What you need to do:
Tally the lines containing the word "酒店大堂" and give the total alone.

** START Data shown **

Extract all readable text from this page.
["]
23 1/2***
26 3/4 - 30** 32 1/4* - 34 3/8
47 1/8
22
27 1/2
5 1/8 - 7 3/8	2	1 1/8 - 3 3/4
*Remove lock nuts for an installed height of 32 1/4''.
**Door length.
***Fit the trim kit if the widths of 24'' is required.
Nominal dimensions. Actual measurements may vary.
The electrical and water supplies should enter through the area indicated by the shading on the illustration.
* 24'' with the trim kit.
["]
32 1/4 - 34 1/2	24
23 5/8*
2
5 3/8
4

** END Data shown **
** START Data shown **

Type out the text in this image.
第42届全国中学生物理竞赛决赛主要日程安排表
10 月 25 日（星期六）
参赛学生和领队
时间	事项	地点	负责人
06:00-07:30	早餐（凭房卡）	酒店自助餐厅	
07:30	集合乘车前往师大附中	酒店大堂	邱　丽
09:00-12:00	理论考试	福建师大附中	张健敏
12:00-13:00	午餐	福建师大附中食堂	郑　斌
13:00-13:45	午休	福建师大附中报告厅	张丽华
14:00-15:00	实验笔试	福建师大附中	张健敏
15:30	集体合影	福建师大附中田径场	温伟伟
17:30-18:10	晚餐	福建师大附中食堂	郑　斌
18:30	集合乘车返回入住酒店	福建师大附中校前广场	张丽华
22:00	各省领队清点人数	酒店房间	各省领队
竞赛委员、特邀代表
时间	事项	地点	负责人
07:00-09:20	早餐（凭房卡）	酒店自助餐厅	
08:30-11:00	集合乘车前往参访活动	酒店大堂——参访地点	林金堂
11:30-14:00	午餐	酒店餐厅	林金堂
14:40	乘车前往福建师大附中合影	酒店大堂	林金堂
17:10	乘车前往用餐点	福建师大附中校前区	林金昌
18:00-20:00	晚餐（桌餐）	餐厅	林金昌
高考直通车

** END Data shown **

Response:
3